### Record set
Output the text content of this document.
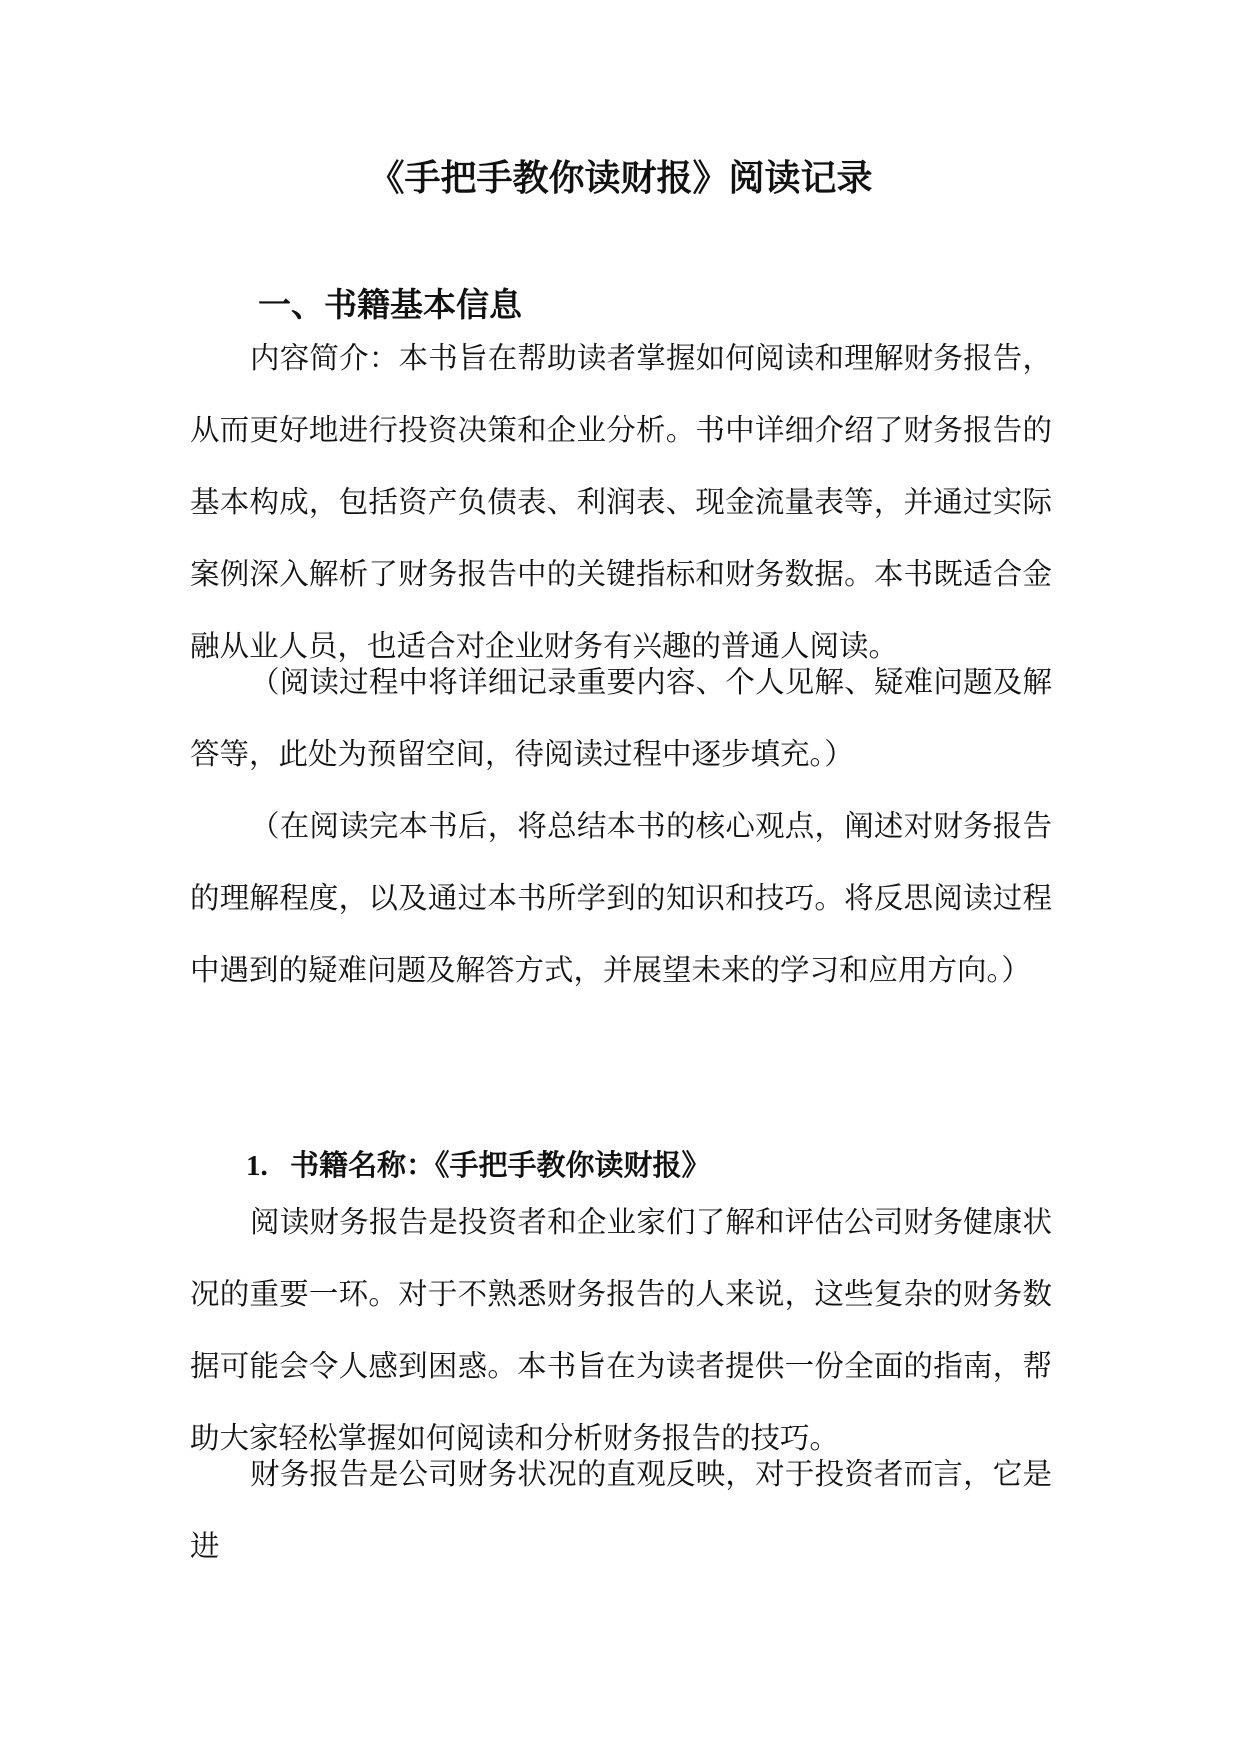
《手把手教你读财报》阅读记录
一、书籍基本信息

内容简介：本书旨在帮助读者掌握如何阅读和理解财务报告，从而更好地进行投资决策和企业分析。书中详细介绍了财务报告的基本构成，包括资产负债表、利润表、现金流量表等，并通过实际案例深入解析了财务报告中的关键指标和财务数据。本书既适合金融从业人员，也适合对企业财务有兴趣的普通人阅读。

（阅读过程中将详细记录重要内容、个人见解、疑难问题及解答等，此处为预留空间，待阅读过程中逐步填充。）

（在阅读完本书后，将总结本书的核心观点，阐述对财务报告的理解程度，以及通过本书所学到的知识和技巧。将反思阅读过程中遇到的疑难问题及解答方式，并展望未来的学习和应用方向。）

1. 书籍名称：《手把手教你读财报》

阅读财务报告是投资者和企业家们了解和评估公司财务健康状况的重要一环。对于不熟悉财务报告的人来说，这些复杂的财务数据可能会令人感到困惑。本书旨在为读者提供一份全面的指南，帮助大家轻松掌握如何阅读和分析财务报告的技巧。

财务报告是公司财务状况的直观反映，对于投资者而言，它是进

* * *

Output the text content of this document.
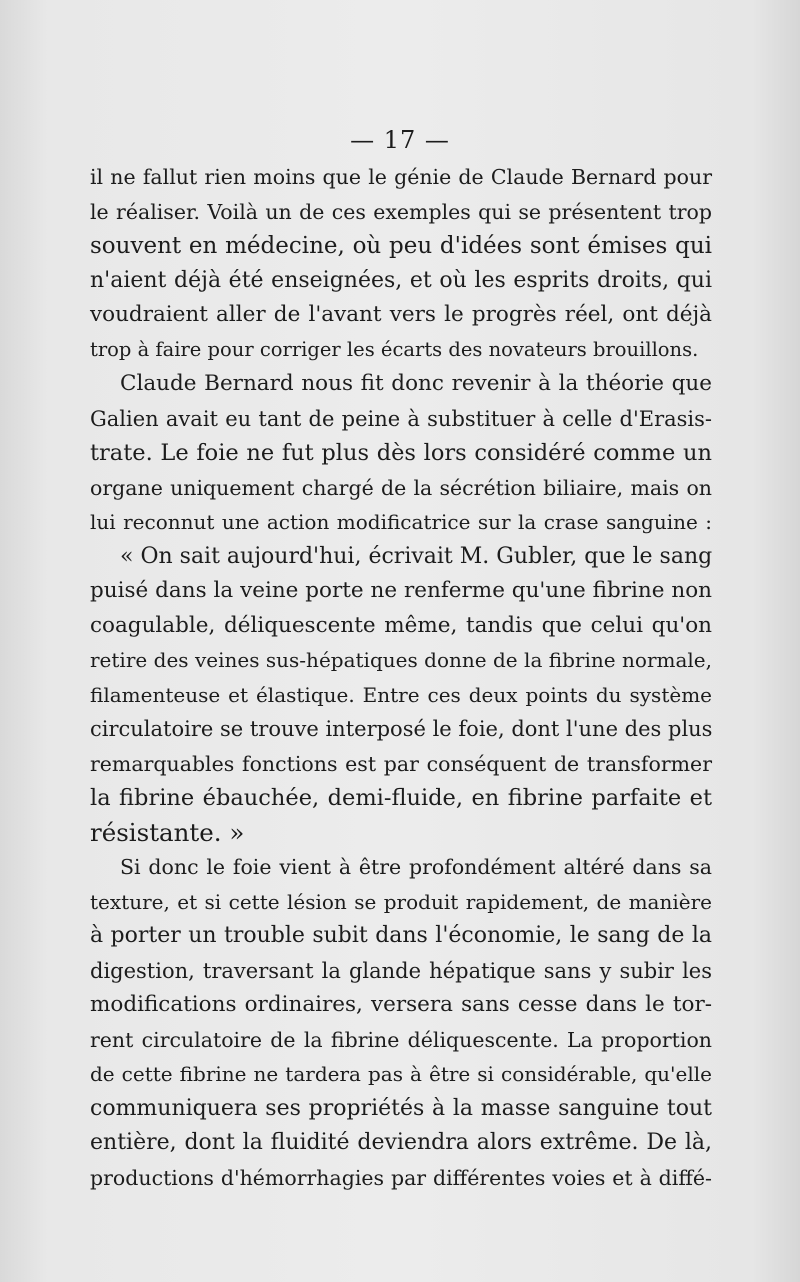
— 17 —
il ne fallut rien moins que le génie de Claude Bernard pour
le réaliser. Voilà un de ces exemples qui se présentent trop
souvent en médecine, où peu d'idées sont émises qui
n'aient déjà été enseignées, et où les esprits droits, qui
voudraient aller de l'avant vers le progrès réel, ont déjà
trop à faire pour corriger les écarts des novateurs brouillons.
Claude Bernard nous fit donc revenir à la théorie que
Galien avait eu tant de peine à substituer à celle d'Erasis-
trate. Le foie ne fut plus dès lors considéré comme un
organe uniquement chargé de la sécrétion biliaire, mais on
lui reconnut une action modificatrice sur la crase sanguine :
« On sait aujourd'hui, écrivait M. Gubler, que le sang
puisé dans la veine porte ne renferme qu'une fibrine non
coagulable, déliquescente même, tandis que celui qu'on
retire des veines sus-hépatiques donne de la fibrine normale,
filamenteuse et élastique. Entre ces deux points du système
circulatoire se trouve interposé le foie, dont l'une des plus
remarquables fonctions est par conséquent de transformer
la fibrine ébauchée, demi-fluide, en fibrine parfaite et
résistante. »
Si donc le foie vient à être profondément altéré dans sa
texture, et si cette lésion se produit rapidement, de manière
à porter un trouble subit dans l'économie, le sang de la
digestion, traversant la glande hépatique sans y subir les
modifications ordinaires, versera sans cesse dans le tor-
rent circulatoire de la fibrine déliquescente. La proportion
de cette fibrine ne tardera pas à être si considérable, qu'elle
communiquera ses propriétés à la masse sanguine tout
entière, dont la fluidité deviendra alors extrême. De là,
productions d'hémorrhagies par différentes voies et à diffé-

### Task to complete
From the material given, work out how many lines hold the string "fibrine"; state that number and nothing further.

### Result
5